Dataset
——————————

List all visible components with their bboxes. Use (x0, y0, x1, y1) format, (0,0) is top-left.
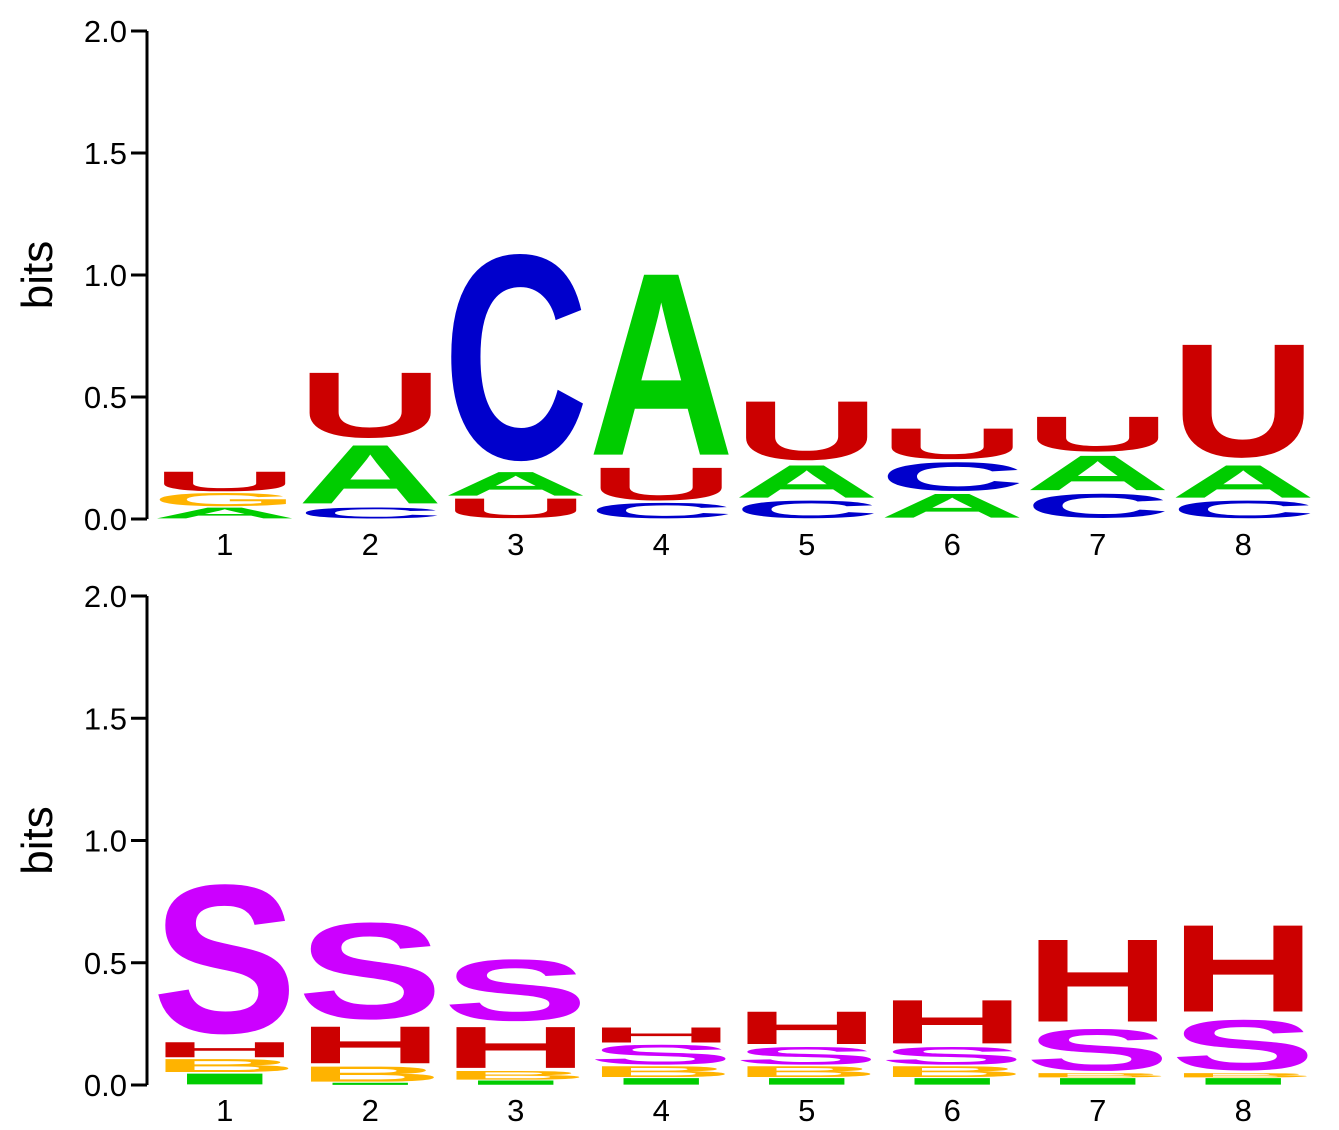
logo-letter-C: C (589, 498, 735, 522)
x-tick-label: 3 (507, 527, 524, 562)
logo-letter-C: C (880, 454, 1025, 499)
logo-letter-B: B (152, 1055, 298, 1076)
logo-letter-H: H (152, 1038, 297, 1062)
logo-letter-I: I (1171, 1076, 1316, 1086)
y-axis-label: bits (13, 806, 62, 874)
logo-letter-A: A (152, 504, 297, 521)
x-tick-label: 6 (944, 527, 961, 562)
logo-letter-C: C (1025, 487, 1171, 525)
y-tick-label: 1.0 (84, 824, 127, 859)
logo-letter-S: S (1025, 1017, 1170, 1083)
logo-letter-A: A (443, 465, 589, 503)
logo-letter-U: U (298, 353, 443, 457)
logo-letter-S: S (443, 942, 588, 1039)
logo-letter-I: I (443, 1079, 588, 1086)
logo-letter-B: B (734, 1063, 879, 1080)
logo-letter-B: B (443, 1068, 588, 1082)
logo-letter-A: A (880, 487, 1026, 525)
x-tick-label: 6 (944, 1093, 961, 1128)
logo-letter-I: I (589, 1076, 734, 1086)
y-tick-label: 0.0 (84, 1068, 127, 1103)
logo-letter-H: H (1171, 898, 1316, 1038)
logo-letter-H: H (589, 1023, 734, 1047)
logo-letter-B: B (1025, 1072, 1170, 1079)
logo-letter-B: B (589, 1063, 734, 1080)
logo-letter-H: H (880, 987, 1026, 1057)
logo-letter-S: S (734, 1042, 879, 1070)
logo-letter-B: B (298, 1062, 443, 1086)
logo-letter-H: H (1025, 915, 1170, 1048)
y-tick-label: 0.0 (84, 502, 127, 537)
logo-letter-B: B (1171, 1072, 1316, 1079)
logo-letter-U: U (880, 419, 1026, 468)
logo-letter-U: U (443, 493, 589, 524)
logo-letter-G: G (152, 489, 297, 510)
logo-letter-U: U (734, 383, 879, 477)
y-tick-label: 1.5 (84, 136, 127, 171)
logo-letter-B: B (880, 1063, 1025, 1080)
x-tick-label: 1 (216, 1093, 233, 1128)
logo-letter-I: I (734, 1076, 879, 1086)
logo-letter-S: S (298, 894, 443, 1048)
logo-letter-C: C (1171, 496, 1316, 524)
x-tick-label: 4 (653, 527, 670, 562)
logo-letter-A: A (1025, 445, 1170, 501)
logo-letter-I: I (1025, 1076, 1170, 1086)
logo-letter-S: S (880, 1042, 1025, 1070)
x-tick-label: 4 (653, 1093, 670, 1128)
logo-letter-C: C (734, 496, 879, 524)
logo-letter-H: H (734, 1002, 880, 1054)
logo-letter-C: C (298, 504, 443, 521)
y-tick-label: 0.5 (84, 380, 127, 415)
y-tick-label: 0.5 (84, 946, 127, 981)
logo-letter-U: U (1171, 310, 1317, 491)
x-tick-label: 2 (362, 1093, 379, 1128)
x-tick-label: 7 (1089, 527, 1106, 562)
x-tick-label: 8 (1235, 527, 1252, 562)
x-tick-label: 7 (1089, 1093, 1106, 1128)
y-tick-label: 2.0 (84, 14, 127, 49)
logo-letter-H: H (443, 1015, 588, 1081)
x-tick-label: 1 (216, 527, 233, 562)
logo-letter-S: S (589, 1039, 734, 1070)
logo-letter-A: A (734, 455, 879, 507)
logo-letter-H: H (298, 1016, 443, 1075)
logo-letter-S: S (1171, 1005, 1316, 1085)
y-tick-label: 2.0 (84, 579, 127, 614)
logo-letter-U: U (589, 458, 734, 510)
logo-letter-I: I (880, 1076, 1025, 1086)
logo-letter-A: A (298, 427, 443, 521)
logo-letter-U: U (1025, 406, 1170, 462)
x-tick-label: 5 (798, 527, 815, 562)
x-tick-label: 8 (1235, 1093, 1252, 1128)
y-tick-label: 1.5 (84, 701, 127, 736)
y-axis-label: bits (13, 241, 62, 309)
logo-letter-A: A (589, 219, 735, 510)
logo-letter-U: U (152, 466, 298, 497)
logo-letter-S: S (152, 840, 297, 1078)
x-tick-label: 3 (507, 1093, 524, 1128)
x-tick-label: 5 (798, 1093, 815, 1128)
logo-letter-C: C (443, 195, 588, 521)
logo-letter-A: A (1171, 455, 1316, 507)
logo-letter-I: I (152, 1070, 297, 1087)
x-tick-label: 2 (362, 527, 379, 562)
y-tick-label: 1.0 (84, 258, 127, 293)
logo-letter-I: I (298, 1082, 443, 1085)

——————————

What to produce
Please render the data above as a JSON list of strings, one string per line and no blank lines, and leave the pictures out.

Reply
[
  "List all visible components with their bboxes. Use (x0, y0, x1, y1) format, (0,0) is top-left.",
  "logo-letter-C: C (589, 498, 735, 522)",
  "x-tick-label: 3 (507, 527, 524, 562)",
  "logo-letter-C: C (880, 454, 1025, 499)",
  "logo-letter-B: B (152, 1055, 298, 1076)",
  "logo-letter-H: H (152, 1038, 297, 1062)",
  "logo-letter-I: I (1171, 1076, 1316, 1086)",
  "y-axis-label: bits (13, 806, 62, 874)",
  "logo-letter-A: A (152, 504, 297, 521)",
  "x-tick-label: 6 (944, 527, 961, 562)",
  "logo-letter-C: C (1025, 487, 1171, 525)",
  "y-tick-label: 1.0 (84, 824, 127, 859)",
  "logo-letter-S: S (1025, 1017, 1170, 1083)",
  "logo-letter-A: A (443, 465, 589, 503)",
  "logo-letter-U: U (298, 353, 443, 457)",
  "logo-letter-S: S (443, 942, 588, 1039)",
  "logo-letter-I: I (443, 1079, 588, 1086)",
  "logo-letter-B: B (734, 1063, 879, 1080)",
  "logo-letter-B: B (443, 1068, 588, 1082)",
  "logo-letter-A: A (880, 487, 1026, 525)",
  "x-tick-label: 6 (944, 1093, 961, 1128)",
  "logo-letter-I: I (589, 1076, 734, 1086)",
  "y-tick-label: 0.0 (84, 1068, 127, 1103)",
  "logo-letter-H: H (1171, 898, 1316, 1038)",
  "logo-letter-H: H (589, 1023, 734, 1047)",
  "logo-letter-B: B (1025, 1072, 1170, 1079)",
  "logo-letter-B: B (589, 1063, 734, 1080)",
  "logo-letter-H: H (880, 987, 1026, 1057)",
  "logo-letter-S: S (734, 1042, 879, 1070)",
  "logo-letter-B: B (298, 1062, 443, 1086)",
  "logo-letter-H: H (1025, 915, 1170, 1048)",
  "y-tick-label: 0.0 (84, 502, 127, 537)",
  "logo-letter-B: B (1171, 1072, 1316, 1079)",
  "logo-letter-U: U (880, 419, 1026, 468)",
  "logo-letter-U: U (443, 493, 589, 524)",
  "logo-letter-G: G (152, 489, 297, 510)",
  "logo-letter-U: U (734, 383, 879, 477)",
  "y-tick-label: 1.5 (84, 136, 127, 171)",
  "logo-letter-B: B (880, 1063, 1025, 1080)",
  "x-tick-label: 1 (216, 1093, 233, 1128)",
  "logo-letter-I: I (734, 1076, 879, 1086)",
  "logo-letter-S: S (298, 894, 443, 1048)",
  "logo-letter-C: C (1171, 496, 1316, 524)",
  "x-tick-label: 4 (653, 527, 670, 562)",
  "logo-letter-A: A (1025, 445, 1170, 501)",
  "logo-letter-I: I (1025, 1076, 1170, 1086)",
  "logo-letter-S: S (880, 1042, 1025, 1070)",
  "x-tick-label: 4 (653, 1093, 670, 1128)",
  "logo-letter-C: C (734, 496, 879, 524)",
  "logo-letter-H: H (734, 1002, 880, 1054)",
  "logo-letter-C: C (298, 504, 443, 521)",
  "y-tick-label: 0.5 (84, 380, 127, 415)",
  "y-tick-label: 0.5 (84, 946, 127, 981)",
  "logo-letter-U: U (1171, 310, 1317, 491)",
  "x-tick-label: 2 (362, 1093, 379, 1128)",
  "x-tick-label: 7 (1089, 527, 1106, 562)",
  "x-tick-label: 8 (1235, 527, 1252, 562)",
  "x-tick-label: 7 (1089, 1093, 1106, 1128)",
  "y-tick-label: 2.0 (84, 14, 127, 49)",
  "logo-letter-H: H (443, 1015, 588, 1081)",
  "x-tick-label: 1 (216, 527, 233, 562)",
  "logo-letter-S: S (589, 1039, 734, 1070)",
  "logo-letter-A: A (734, 455, 879, 507)",
  "logo-letter-H: H (298, 1016, 443, 1075)",
  "logo-letter-S: S (1171, 1005, 1316, 1085)",
  "y-tick-label: 2.0 (84, 579, 127, 614)",
  "logo-letter-U: U (589, 458, 734, 510)",
  "logo-letter-I: I (880, 1076, 1025, 1086)",
  "logo-letter-A: A (298, 427, 443, 521)",
  "logo-letter-U: U (1025, 406, 1170, 462)",
  "x-tick-label: 5 (798, 527, 815, 562)",
  "x-tick-label: 8 (1235, 1093, 1252, 1128)",
  "y-tick-label: 1.5 (84, 701, 127, 736)",
  "y-axis-label: bits (13, 241, 62, 309)",
  "logo-letter-A: A (589, 219, 735, 510)",
  "logo-letter-U: U (152, 466, 298, 497)",
  "logo-letter-S: S (152, 840, 297, 1078)",
  "x-tick-label: 3 (507, 1093, 524, 1128)",
  "x-tick-label: 5 (798, 1093, 815, 1128)",
  "logo-letter-C: C (443, 195, 588, 521)",
  "logo-letter-A: A (1171, 455, 1316, 507)",
  "logo-letter-I: I (152, 1070, 297, 1087)",
  "x-tick-label: 2 (362, 527, 379, 562)",
  "y-tick-label: 1.0 (84, 258, 127, 293)",
  "logo-letter-I: I (298, 1082, 443, 1085)"
]